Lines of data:
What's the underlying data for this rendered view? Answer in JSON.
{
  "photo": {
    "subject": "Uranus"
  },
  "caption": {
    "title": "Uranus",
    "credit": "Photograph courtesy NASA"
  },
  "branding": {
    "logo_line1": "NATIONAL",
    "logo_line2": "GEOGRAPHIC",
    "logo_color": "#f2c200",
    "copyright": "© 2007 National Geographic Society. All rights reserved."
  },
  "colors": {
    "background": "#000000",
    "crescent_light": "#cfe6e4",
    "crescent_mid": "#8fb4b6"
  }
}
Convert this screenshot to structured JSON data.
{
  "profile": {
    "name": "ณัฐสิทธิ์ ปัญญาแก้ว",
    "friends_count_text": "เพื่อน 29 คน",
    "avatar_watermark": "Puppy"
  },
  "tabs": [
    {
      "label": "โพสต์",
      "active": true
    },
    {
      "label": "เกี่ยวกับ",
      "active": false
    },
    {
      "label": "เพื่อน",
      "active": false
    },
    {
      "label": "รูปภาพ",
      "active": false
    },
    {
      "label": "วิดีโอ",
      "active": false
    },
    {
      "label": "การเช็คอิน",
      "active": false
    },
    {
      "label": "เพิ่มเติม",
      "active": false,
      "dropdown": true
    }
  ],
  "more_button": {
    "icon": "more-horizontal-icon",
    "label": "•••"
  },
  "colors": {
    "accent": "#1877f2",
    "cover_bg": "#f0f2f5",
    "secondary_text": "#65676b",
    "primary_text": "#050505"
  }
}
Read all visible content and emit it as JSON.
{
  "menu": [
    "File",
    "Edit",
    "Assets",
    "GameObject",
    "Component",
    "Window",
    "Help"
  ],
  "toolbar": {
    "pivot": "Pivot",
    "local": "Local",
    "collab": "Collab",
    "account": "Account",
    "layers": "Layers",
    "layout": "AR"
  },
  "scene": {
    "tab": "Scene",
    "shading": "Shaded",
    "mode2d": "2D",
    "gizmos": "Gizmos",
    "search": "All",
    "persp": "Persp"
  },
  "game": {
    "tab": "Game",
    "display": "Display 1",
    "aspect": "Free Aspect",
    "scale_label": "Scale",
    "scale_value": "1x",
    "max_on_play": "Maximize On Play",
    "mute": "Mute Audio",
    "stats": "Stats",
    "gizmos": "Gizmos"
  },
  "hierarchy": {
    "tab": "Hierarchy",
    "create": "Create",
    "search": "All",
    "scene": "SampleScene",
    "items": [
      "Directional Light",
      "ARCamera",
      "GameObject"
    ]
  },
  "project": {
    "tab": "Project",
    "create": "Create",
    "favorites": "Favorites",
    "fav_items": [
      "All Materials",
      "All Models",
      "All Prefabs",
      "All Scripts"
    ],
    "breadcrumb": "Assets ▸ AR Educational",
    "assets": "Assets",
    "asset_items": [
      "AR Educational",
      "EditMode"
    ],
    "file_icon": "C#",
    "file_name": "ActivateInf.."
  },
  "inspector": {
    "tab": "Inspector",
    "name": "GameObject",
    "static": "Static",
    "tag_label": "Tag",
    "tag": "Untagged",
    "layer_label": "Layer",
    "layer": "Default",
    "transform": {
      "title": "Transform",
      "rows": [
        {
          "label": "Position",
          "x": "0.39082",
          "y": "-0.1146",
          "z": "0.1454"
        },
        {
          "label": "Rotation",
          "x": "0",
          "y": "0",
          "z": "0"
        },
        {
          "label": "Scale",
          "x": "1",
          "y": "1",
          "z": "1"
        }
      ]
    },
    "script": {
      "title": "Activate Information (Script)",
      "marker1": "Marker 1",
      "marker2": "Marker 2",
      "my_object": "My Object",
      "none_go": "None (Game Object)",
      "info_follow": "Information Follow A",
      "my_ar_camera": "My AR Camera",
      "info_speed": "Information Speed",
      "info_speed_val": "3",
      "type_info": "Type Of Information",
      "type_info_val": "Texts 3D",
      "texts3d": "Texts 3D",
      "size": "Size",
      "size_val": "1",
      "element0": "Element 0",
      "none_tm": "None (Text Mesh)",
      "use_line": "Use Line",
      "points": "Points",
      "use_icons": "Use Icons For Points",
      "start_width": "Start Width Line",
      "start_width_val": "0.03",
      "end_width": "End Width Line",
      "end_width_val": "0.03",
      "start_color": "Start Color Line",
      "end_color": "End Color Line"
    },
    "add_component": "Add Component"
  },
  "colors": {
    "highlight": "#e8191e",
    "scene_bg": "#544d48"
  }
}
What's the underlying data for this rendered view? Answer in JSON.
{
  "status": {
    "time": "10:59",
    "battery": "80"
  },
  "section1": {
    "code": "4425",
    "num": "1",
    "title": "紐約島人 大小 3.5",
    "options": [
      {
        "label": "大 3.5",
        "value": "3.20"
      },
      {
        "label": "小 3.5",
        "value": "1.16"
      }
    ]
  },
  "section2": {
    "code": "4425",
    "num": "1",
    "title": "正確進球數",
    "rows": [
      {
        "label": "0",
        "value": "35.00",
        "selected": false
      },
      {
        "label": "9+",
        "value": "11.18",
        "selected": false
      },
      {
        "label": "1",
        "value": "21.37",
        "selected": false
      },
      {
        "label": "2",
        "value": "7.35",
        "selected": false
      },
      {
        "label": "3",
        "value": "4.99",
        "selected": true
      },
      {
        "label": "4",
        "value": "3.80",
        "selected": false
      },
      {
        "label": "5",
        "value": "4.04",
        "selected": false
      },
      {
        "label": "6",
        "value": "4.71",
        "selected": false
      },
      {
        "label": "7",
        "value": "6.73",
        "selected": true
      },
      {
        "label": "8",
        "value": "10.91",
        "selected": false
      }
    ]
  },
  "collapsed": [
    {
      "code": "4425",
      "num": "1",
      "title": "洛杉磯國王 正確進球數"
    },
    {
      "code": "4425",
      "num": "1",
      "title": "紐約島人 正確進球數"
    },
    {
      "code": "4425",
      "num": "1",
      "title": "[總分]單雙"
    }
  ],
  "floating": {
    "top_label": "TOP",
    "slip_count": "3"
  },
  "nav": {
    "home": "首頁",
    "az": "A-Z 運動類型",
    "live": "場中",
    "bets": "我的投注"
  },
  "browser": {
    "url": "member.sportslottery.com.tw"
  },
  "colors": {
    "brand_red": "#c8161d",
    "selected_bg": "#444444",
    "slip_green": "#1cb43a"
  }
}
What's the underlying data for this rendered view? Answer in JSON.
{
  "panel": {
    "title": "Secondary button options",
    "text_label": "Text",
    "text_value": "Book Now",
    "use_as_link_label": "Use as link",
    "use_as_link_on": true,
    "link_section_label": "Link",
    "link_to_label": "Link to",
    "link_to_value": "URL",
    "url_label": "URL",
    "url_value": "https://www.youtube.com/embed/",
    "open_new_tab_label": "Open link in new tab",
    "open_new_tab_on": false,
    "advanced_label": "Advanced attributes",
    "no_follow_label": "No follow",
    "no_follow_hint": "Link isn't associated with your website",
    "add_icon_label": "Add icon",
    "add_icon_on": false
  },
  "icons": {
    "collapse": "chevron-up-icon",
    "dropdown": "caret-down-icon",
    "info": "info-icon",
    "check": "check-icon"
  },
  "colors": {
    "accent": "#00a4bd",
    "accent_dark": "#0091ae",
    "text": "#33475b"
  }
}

- **Task directions**:
Count the lines of these entries that hold the string "Texts", and give only that number.

- **Solution to this problem**:
2